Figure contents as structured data
— BEGIN —

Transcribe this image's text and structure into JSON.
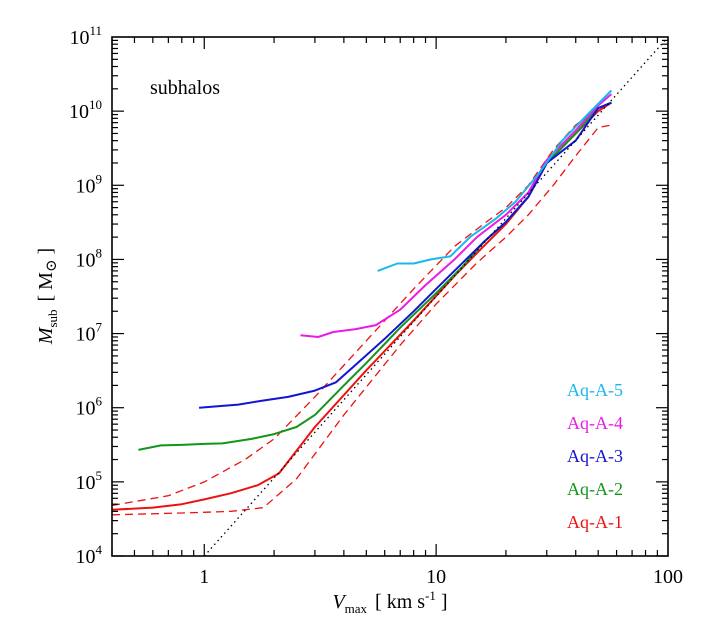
{
  "chart_data": {
    "type": "line",
    "annotation": "subhalos",
    "xlabel": {
      "main": "V",
      "sub": "max",
      "units": "[ km s",
      "units_sup": "-1",
      "units_end": " ]"
    },
    "ylabel": {
      "main": "M",
      "sub": "sub",
      "units": "[ M",
      "units_sym": "⊙",
      "units_end": " ]"
    },
    "xscale": "log",
    "yscale": "log",
    "xlim": [
      0.4,
      100
    ],
    "ylim": [
      10000,
      100000000000
    ],
    "x_ticks": [
      {
        "value": 1,
        "label": "1"
      },
      {
        "value": 10,
        "label": "10"
      },
      {
        "value": 100,
        "label": "100"
      }
    ],
    "y_ticks": [
      {
        "value": 10000,
        "base": "10",
        "exp": "4"
      },
      {
        "value": 100000,
        "base": "10",
        "exp": "5"
      },
      {
        "value": 1000000,
        "base": "10",
        "exp": "6"
      },
      {
        "value": 10000000,
        "base": "10",
        "exp": "7"
      },
      {
        "value": 100000000,
        "base": "10",
        "exp": "8"
      },
      {
        "value": 1000000000,
        "base": "10",
        "exp": "9"
      },
      {
        "value": 10000000000,
        "base": "10",
        "exp": "10"
      },
      {
        "value": 100000000000,
        "base": "10",
        "exp": "11"
      }
    ],
    "legend_position": "bottom-right",
    "legend_order": [
      "Aq-A-5",
      "Aq-A-4",
      "Aq-A-3",
      "Aq-A-2",
      "Aq-A-1"
    ],
    "series": [
      {
        "name": "Aq-A-1",
        "color": "#ee1111",
        "style": "solid",
        "x": [
          0.4,
          0.6,
          0.8,
          1.0,
          1.3,
          1.7,
          2.1,
          3.0,
          5.0,
          8.0,
          12,
          16,
          20,
          25,
          30,
          40,
          50,
          57
        ],
        "y": [
          42000,
          45000,
          50000,
          58000,
          70000,
          90000,
          130000,
          550000,
          3200000,
          15000000,
          60000000,
          150000000,
          300000000,
          700000000,
          2000000000,
          5000000000,
          10000000000,
          13000000000
        ]
      },
      {
        "name": "Aq-A-1 upper",
        "color": "#ee1111",
        "style": "dashed",
        "x": [
          0.4,
          0.7,
          1.0,
          1.5,
          2.0,
          3.0,
          5.0,
          8.0,
          12,
          16,
          20,
          25,
          32,
          40,
          50,
          55
        ],
        "y": [
          48000,
          65000,
          100000,
          200000,
          380000,
          1400000,
          8000000,
          40000000,
          150000000,
          300000000,
          500000000,
          1000000000,
          3000000000,
          6500000000,
          11000000000,
          12500000000
        ]
      },
      {
        "name": "Aq-A-1 lower",
        "color": "#ee1111",
        "style": "dashed",
        "x": [
          0.4,
          0.8,
          1.3,
          1.8,
          2.5,
          4.0,
          7.0,
          10,
          15,
          20,
          25,
          32,
          40,
          50,
          57
        ],
        "y": [
          36000,
          38000,
          40000,
          45000,
          110000,
          800000,
          7000000,
          25000000,
          90000000,
          200000000,
          400000000,
          1000000000,
          2500000000,
          6000000000,
          6500000000
        ]
      },
      {
        "name": "Aq-A-2",
        "color": "#13951c",
        "style": "solid",
        "x": [
          0.52,
          0.65,
          0.8,
          1.0,
          1.2,
          1.6,
          2.0,
          2.5,
          3.0,
          4.0,
          5.0,
          7.0,
          10,
          13,
          16,
          20,
          25,
          30,
          40,
          50,
          57
        ],
        "y": [
          270000,
          310000,
          315000,
          325000,
          330000,
          380000,
          440000,
          550000,
          800000,
          2000000,
          4000000,
          12000000,
          35000000,
          80000000,
          170000000,
          320000000,
          700000000,
          2000000000,
          5000000000,
          11000000000,
          13000000000
        ]
      },
      {
        "name": "Aq-A-3",
        "color": "#1414d2",
        "style": "solid",
        "x": [
          0.95,
          1.4,
          1.8,
          2.3,
          3.0,
          3.7,
          4.5,
          6.0,
          8.0,
          10,
          13,
          16,
          20,
          25,
          30,
          40,
          50,
          57
        ],
        "y": [
          1000000,
          1100000,
          1250000,
          1400000,
          1700000,
          2200000,
          3800000,
          8500000,
          20000000,
          40000000,
          90000000,
          170000000,
          320000000,
          700000000,
          2000000000,
          4000000000,
          11000000000,
          13000000000
        ]
      },
      {
        "name": "Aq-A-4",
        "color": "#e91be9",
        "style": "solid",
        "x": [
          2.6,
          3.1,
          3.6,
          4.5,
          5.5,
          7.0,
          9.0,
          12,
          15,
          20,
          25,
          30,
          40,
          50,
          57
        ],
        "y": [
          9500000,
          9000000,
          10500000,
          11500000,
          13000000,
          21000000,
          45000000,
          100000000,
          200000000,
          400000000,
          800000000,
          2200000000,
          5500000000,
          12000000000,
          17000000000
        ]
      },
      {
        "name": "Aq-A-5",
        "color": "#18b8ea",
        "style": "solid",
        "x": [
          5.6,
          6.8,
          8.0,
          9.5,
          11.5,
          14,
          18,
          22,
          28,
          35,
          45,
          57
        ],
        "y": [
          70000000,
          88000000,
          88000000,
          100000000,
          110000000,
          200000000,
          350000000,
          600000000,
          1500000000,
          4000000000,
          9000000000,
          19000000000
        ]
      },
      {
        "name": "reference",
        "color": "#000000",
        "style": "dotted",
        "x": [
          1.0,
          100
        ],
        "y": [
          10000,
          100000000000
        ]
      }
    ]
  }
}
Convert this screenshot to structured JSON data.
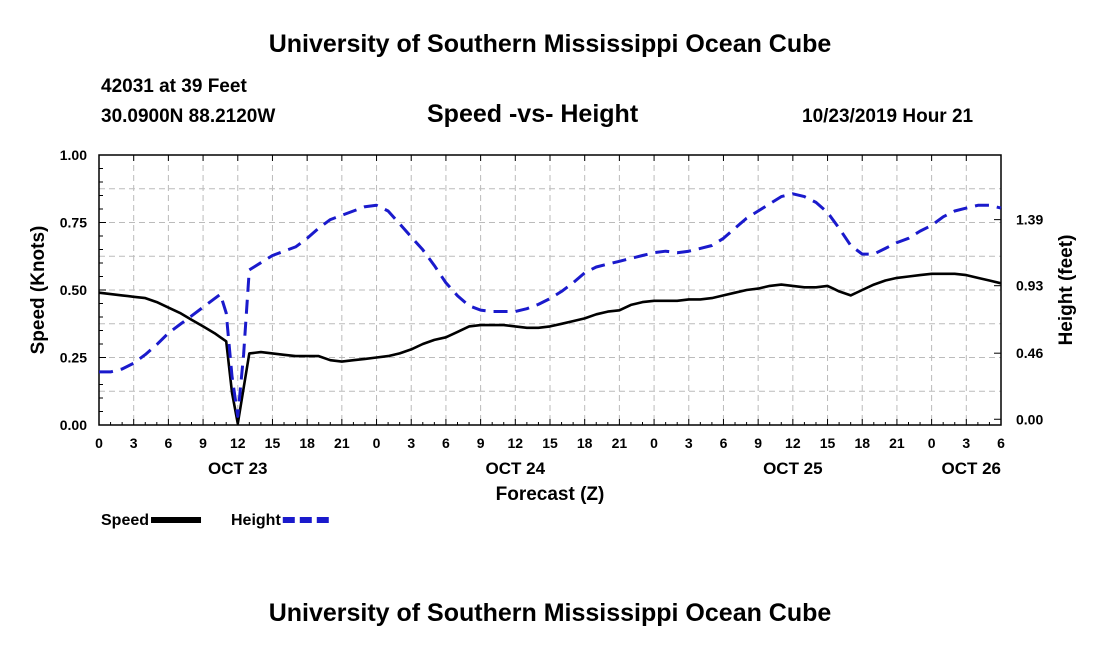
{
  "header": {
    "title": "University of Southern Mississippi Ocean Cube",
    "station": "42031 at 39 Feet",
    "coordinates": "30.0900N 88.2120W",
    "chart_title": "Speed -vs- Height",
    "datetime": "10/23/2019 Hour 21"
  },
  "footer": {
    "title": "University of Southern Mississippi Ocean Cube"
  },
  "colors": {
    "speed": "#000000",
    "height": "#1a1acc",
    "grid": "#bbbbbb"
  },
  "chart_data": {
    "type": "line",
    "xlabel": "Forecast (Z)",
    "ylabel": "Speed (Knots)",
    "y2label": "Height (feet)",
    "x_unit": "hours from Oct 23 00Z",
    "xlim": [
      0,
      78
    ],
    "ylim": [
      0,
      1.0
    ],
    "y2lim": [
      -0.04,
      1.84
    ],
    "x_ticks": [
      0,
      3,
      6,
      9,
      12,
      15,
      18,
      21,
      24,
      27,
      30,
      33,
      36,
      39,
      42,
      45,
      48,
      51,
      54,
      57,
      60,
      63,
      66,
      69,
      72,
      75,
      78
    ],
    "x_tick_labels": [
      "0",
      "3",
      "6",
      "9",
      "12",
      "15",
      "18",
      "21",
      "0",
      "3",
      "6",
      "9",
      "12",
      "15",
      "18",
      "21",
      "0",
      "3",
      "6",
      "9",
      "12",
      "15",
      "18",
      "21",
      "0",
      "3",
      "6"
    ],
    "date_labels": [
      {
        "x": 12,
        "label": "OCT 23"
      },
      {
        "x": 36,
        "label": "OCT 24"
      },
      {
        "x": 60,
        "label": "OCT 25"
      },
      {
        "x": 78,
        "label": "OCT 26"
      }
    ],
    "y_ticks": [
      0.0,
      0.25,
      0.5,
      0.75,
      1.0
    ],
    "y_tick_labels": [
      "0.00",
      "0.25",
      "0.50",
      "0.75",
      "1.00"
    ],
    "y2_ticks": [
      0.0,
      0.46,
      0.93,
      1.39
    ],
    "y2_tick_labels": [
      "0.00",
      "0.46",
      "0.93",
      "1.39"
    ],
    "grid": true,
    "legend": {
      "position": "bottom-left"
    },
    "series": [
      {
        "name": "Speed",
        "axis": "left",
        "style": "solid",
        "x": [
          0,
          1,
          2,
          3,
          4,
          5,
          6,
          7,
          8,
          9,
          10,
          10.5,
          11,
          11.5,
          12,
          13,
          14,
          15,
          16,
          17,
          18,
          19,
          20,
          21,
          22,
          23,
          24,
          25,
          26,
          27,
          28,
          29,
          30,
          31,
          32,
          33,
          34,
          35,
          36,
          37,
          38,
          39,
          40,
          41,
          42,
          43,
          44,
          45,
          46,
          47,
          48,
          49,
          50,
          51,
          52,
          53,
          54,
          55,
          56,
          57,
          58,
          59,
          60,
          61,
          62,
          63,
          63.5,
          64,
          65,
          66,
          67,
          68,
          69,
          70,
          71,
          72,
          73,
          74,
          75,
          76,
          77,
          78
        ],
        "values": [
          0.49,
          0.485,
          0.48,
          0.475,
          0.47,
          0.455,
          0.435,
          0.415,
          0.39,
          0.365,
          0.34,
          0.325,
          0.31,
          0.12,
          0.005,
          0.265,
          0.27,
          0.265,
          0.26,
          0.255,
          0.255,
          0.255,
          0.24,
          0.235,
          0.24,
          0.245,
          0.25,
          0.255,
          0.265,
          0.28,
          0.3,
          0.315,
          0.325,
          0.345,
          0.365,
          0.37,
          0.37,
          0.37,
          0.365,
          0.36,
          0.36,
          0.365,
          0.375,
          0.385,
          0.395,
          0.41,
          0.42,
          0.425,
          0.445,
          0.455,
          0.46,
          0.46,
          0.46,
          0.465,
          0.465,
          0.47,
          0.48,
          0.49,
          0.5,
          0.505,
          0.515,
          0.52,
          0.515,
          0.51,
          0.51,
          0.515,
          0.505,
          0.495,
          0.48,
          0.5,
          0.52,
          0.535,
          0.545,
          0.55,
          0.555,
          0.56,
          0.56,
          0.56,
          0.555,
          0.545,
          0.535,
          0.525
        ]
      },
      {
        "name": "Height",
        "axis": "right",
        "style": "dashed",
        "x": [
          0,
          1,
          2,
          3,
          4,
          5,
          6,
          7,
          8,
          9,
          10,
          10.5,
          11,
          11.5,
          12,
          12.5,
          13,
          14,
          15,
          16,
          17,
          18,
          19,
          20,
          21,
          22,
          23,
          24,
          25,
          26,
          27,
          28,
          29,
          30,
          31,
          32,
          33,
          34,
          35,
          36,
          37,
          38,
          39,
          40,
          41,
          42,
          43,
          44,
          45,
          46,
          47,
          48,
          49,
          50,
          51,
          52,
          53,
          54,
          55,
          56,
          57,
          58,
          59,
          60,
          61,
          62,
          63,
          64,
          65,
          66,
          67,
          68,
          69,
          70,
          71,
          72,
          73,
          74,
          75,
          76,
          77,
          78
        ],
        "values": [
          0.33,
          0.33,
          0.35,
          0.39,
          0.45,
          0.52,
          0.6,
          0.66,
          0.72,
          0.78,
          0.84,
          0.87,
          0.74,
          0.3,
          0.02,
          0.45,
          1.04,
          1.09,
          1.14,
          1.17,
          1.2,
          1.26,
          1.33,
          1.39,
          1.42,
          1.45,
          1.48,
          1.49,
          1.45,
          1.36,
          1.27,
          1.18,
          1.07,
          0.95,
          0.86,
          0.79,
          0.76,
          0.75,
          0.75,
          0.75,
          0.77,
          0.8,
          0.84,
          0.89,
          0.95,
          1.02,
          1.06,
          1.08,
          1.1,
          1.12,
          1.14,
          1.16,
          1.17,
          1.16,
          1.17,
          1.19,
          1.21,
          1.26,
          1.33,
          1.4,
          1.45,
          1.5,
          1.55,
          1.57,
          1.55,
          1.51,
          1.44,
          1.33,
          1.21,
          1.15,
          1.15,
          1.19,
          1.23,
          1.26,
          1.31,
          1.35,
          1.41,
          1.45,
          1.47,
          1.49,
          1.49,
          1.47
        ]
      }
    ]
  }
}
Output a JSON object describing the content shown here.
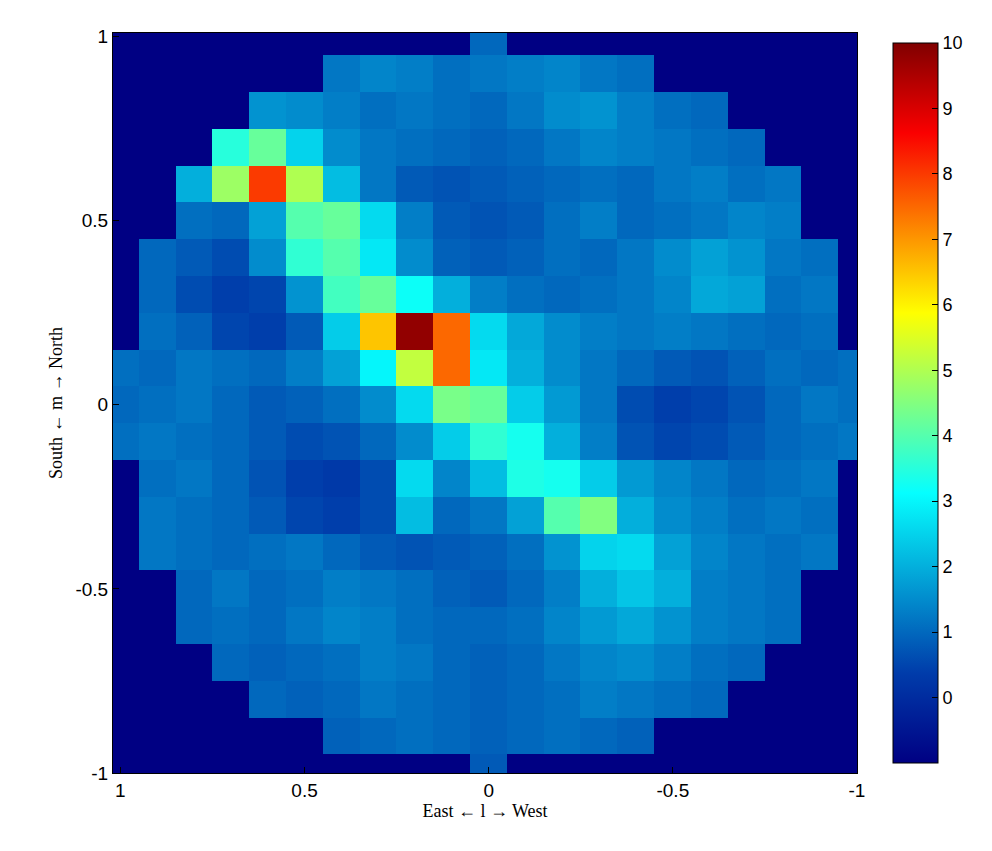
{
  "chart_data": {
    "type": "heatmap",
    "x_label": "East ← l → West",
    "y_label": "South ← m → North",
    "x": [
      -1,
      -0.9,
      -0.8,
      -0.7,
      -0.6,
      -0.5,
      -0.4,
      -0.3,
      -0.2,
      -0.1,
      0,
      0.1,
      0.2,
      0.3,
      0.4,
      0.5,
      0.6,
      0.7,
      0.8,
      0.9,
      1
    ],
    "y": [
      -1,
      -0.9,
      -0.8,
      -0.7,
      -0.6,
      -0.5,
      -0.4,
      -0.3,
      -0.2,
      -0.1,
      0,
      0.1,
      0.2,
      0.3,
      0.4,
      0.5,
      0.6,
      0.7,
      0.8,
      0.9,
      1
    ],
    "cells": [
      [
        null,
        null,
        null,
        null,
        null,
        null,
        null,
        null,
        null,
        null,
        0.8,
        null,
        null,
        null,
        null,
        null,
        null,
        null,
        null,
        null,
        null
      ],
      [
        null,
        null,
        null,
        null,
        null,
        null,
        0.9,
        1.0,
        1.1,
        1.0,
        0.9,
        1.0,
        1.1,
        1.0,
        0.9,
        null,
        null,
        null,
        null,
        null,
        null
      ],
      [
        null,
        null,
        null,
        null,
        1.0,
        1.1,
        1.2,
        1.3,
        1.1,
        1.0,
        0.9,
        1.0,
        1.1,
        1.2,
        1.0,
        0.9,
        1.0,
        null,
        null,
        null,
        null
      ],
      [
        null,
        null,
        null,
        1.0,
        1.1,
        1.3,
        1.5,
        1.4,
        1.2,
        1.0,
        0.9,
        1.0,
        1.2,
        1.3,
        1.1,
        1.0,
        0.9,
        1.0,
        null,
        null,
        null
      ],
      [
        null,
        null,
        1.1,
        1.2,
        1.3,
        1.6,
        1.9,
        1.7,
        1.4,
        1.1,
        1.0,
        1.0,
        1.1,
        1.3,
        1.4,
        1.2,
        1.0,
        1.1,
        1.0,
        null,
        null
      ],
      [
        null,
        null,
        1.1,
        1.2,
        1.3,
        2.0,
        2.3,
        2.0,
        1.3,
        1.0,
        0.8,
        0.9,
        1.1,
        1.2,
        1.3,
        1.1,
        1.0,
        1.2,
        1.0,
        null,
        null
      ],
      [
        null,
        1.2,
        1.1,
        1.2,
        1.4,
        1.8,
        2.6,
        2.5,
        1.6,
        1.1,
        0.9,
        0.8,
        0.7,
        0.8,
        1.0,
        1.2,
        1.1,
        1.0,
        1.1,
        1.2,
        null
      ],
      [
        null,
        1.1,
        1.2,
        1.1,
        1.3,
        1.5,
        2.0,
        4.5,
        4.0,
        1.8,
        1.2,
        1.0,
        2.2,
        0.6,
        0.4,
        0.5,
        0.8,
        1.0,
        1.1,
        1.2,
        null
      ],
      [
        null,
        1.2,
        1.1,
        1.0,
        1.2,
        1.4,
        1.7,
        2.4,
        3.3,
        3.4,
        2.2,
        1.4,
        2.6,
        0.6,
        0.3,
        0.4,
        0.7,
        1.0,
        1.2,
        1.1,
        null
      ],
      [
        1.2,
        1.1,
        1.0,
        0.8,
        0.6,
        0.5,
        0.7,
        1.3,
        2.0,
        3.3,
        3.6,
        2.4,
        1.5,
        1.0,
        0.7,
        0.6,
        0.8,
        1.0,
        1.1,
        1.2,
        1.1
      ],
      [
        1.1,
        1.2,
        1.0,
        0.7,
        0.5,
        0.4,
        0.6,
        1.2,
        1.7,
        2.4,
        4.2,
        4.4,
        2.6,
        1.5,
        1.1,
        0.9,
        0.8,
        1.0,
        1.2,
        1.1,
        1.0
      ],
      [
        1.1,
        1.0,
        1.1,
        0.9,
        0.7,
        0.8,
        1.0,
        1.2,
        1.5,
        2.0,
        2.8,
        7.5,
        5.2,
        3.0,
        1.8,
        1.3,
        1.0,
        1.1,
        1.2,
        1.0,
        1.1
      ],
      [
        null,
        1.1,
        1.0,
        1.1,
        1.2,
        1.3,
        1.2,
        1.3,
        1.5,
        1.9,
        2.6,
        7.5,
        9.8,
        6.5,
        2.4,
        0.8,
        0.4,
        0.5,
        0.9,
        1.1,
        null
      ],
      [
        null,
        1.2,
        1.1,
        1.8,
        1.9,
        1.4,
        1.2,
        1.1,
        1.0,
        1.1,
        1.3,
        2.0,
        3.2,
        4.2,
        3.8,
        1.6,
        0.5,
        0.4,
        0.6,
        1.0,
        null
      ],
      [
        null,
        1.1,
        1.2,
        1.6,
        1.8,
        1.5,
        1.2,
        1.0,
        1.1,
        0.9,
        0.8,
        0.9,
        1.5,
        2.8,
        4.0,
        3.6,
        1.5,
        0.6,
        0.8,
        1.0,
        null
      ],
      [
        null,
        null,
        1.3,
        1.4,
        1.2,
        1.1,
        1.0,
        1.3,
        1.1,
        0.8,
        0.7,
        0.8,
        1.3,
        2.6,
        4.2,
        4.0,
        1.8,
        1.0,
        1.1,
        null,
        null
      ],
      [
        null,
        null,
        1.2,
        1.1,
        1.3,
        1.2,
        1.0,
        1.1,
        1.0,
        0.9,
        0.8,
        0.7,
        0.8,
        1.2,
        2.2,
        5.0,
        8.0,
        4.8,
        2.0,
        null,
        null
      ],
      [
        null,
        null,
        null,
        1.0,
        1.1,
        1.2,
        1.3,
        1.4,
        1.2,
        1.0,
        0.9,
        1.0,
        1.1,
        1.2,
        1.5,
        2.5,
        4.2,
        3.5,
        null,
        null,
        null
      ],
      [
        null,
        null,
        null,
        null,
        1.0,
        1.1,
        1.3,
        1.6,
        1.5,
        1.2,
        1.0,
        1.1,
        1.2,
        1.1,
        1.3,
        1.5,
        1.6,
        null,
        null,
        null,
        null
      ],
      [
        null,
        null,
        null,
        null,
        null,
        null,
        1.1,
        1.2,
        1.4,
        1.3,
        1.2,
        1.1,
        1.3,
        1.4,
        1.2,
        null,
        null,
        null,
        null,
        null,
        null
      ],
      [
        null,
        null,
        null,
        null,
        null,
        null,
        null,
        null,
        null,
        null,
        1.0,
        null,
        null,
        null,
        null,
        null,
        null,
        null,
        null,
        null,
        null
      ]
    ],
    "xlim": [
      1.02,
      -1
    ],
    "ylim": [
      -1,
      1.01
    ],
    "xticks": [
      1,
      0.5,
      0,
      -0.5,
      -1
    ],
    "yticks": [
      -1,
      -0.5,
      0,
      0.5,
      1
    ],
    "colorbar_range": [
      -1,
      10
    ],
    "colorbar_ticks": [
      0,
      1,
      2,
      3,
      4,
      5,
      6,
      7,
      8,
      9,
      10
    ],
    "grid": false
  }
}
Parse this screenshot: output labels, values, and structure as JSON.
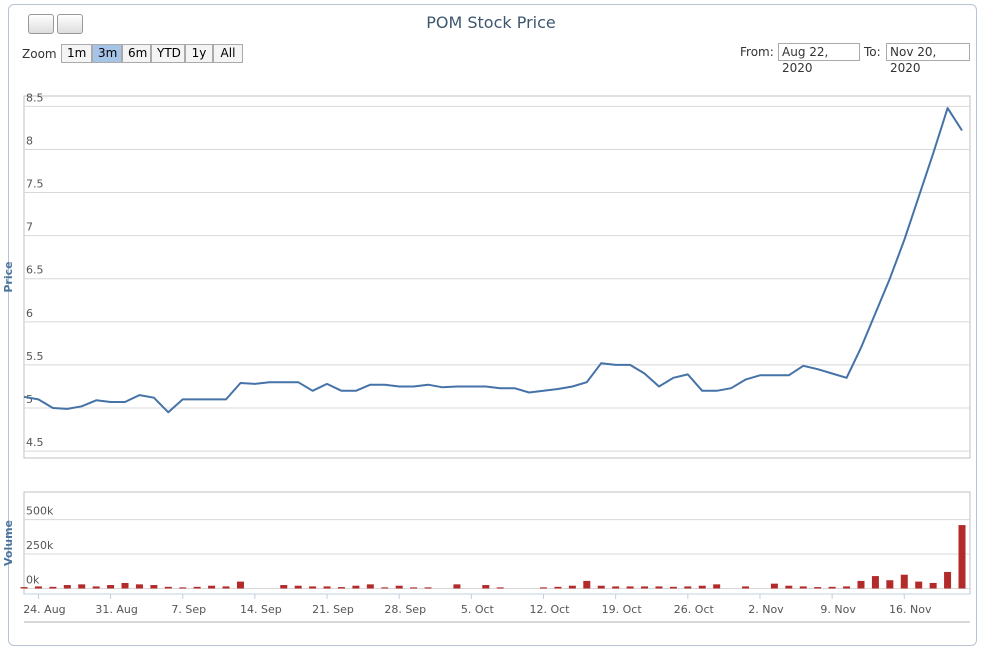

— END —

**Set problem:** Give only the count of lines in the data that include the string "this".

**Complete output:** 3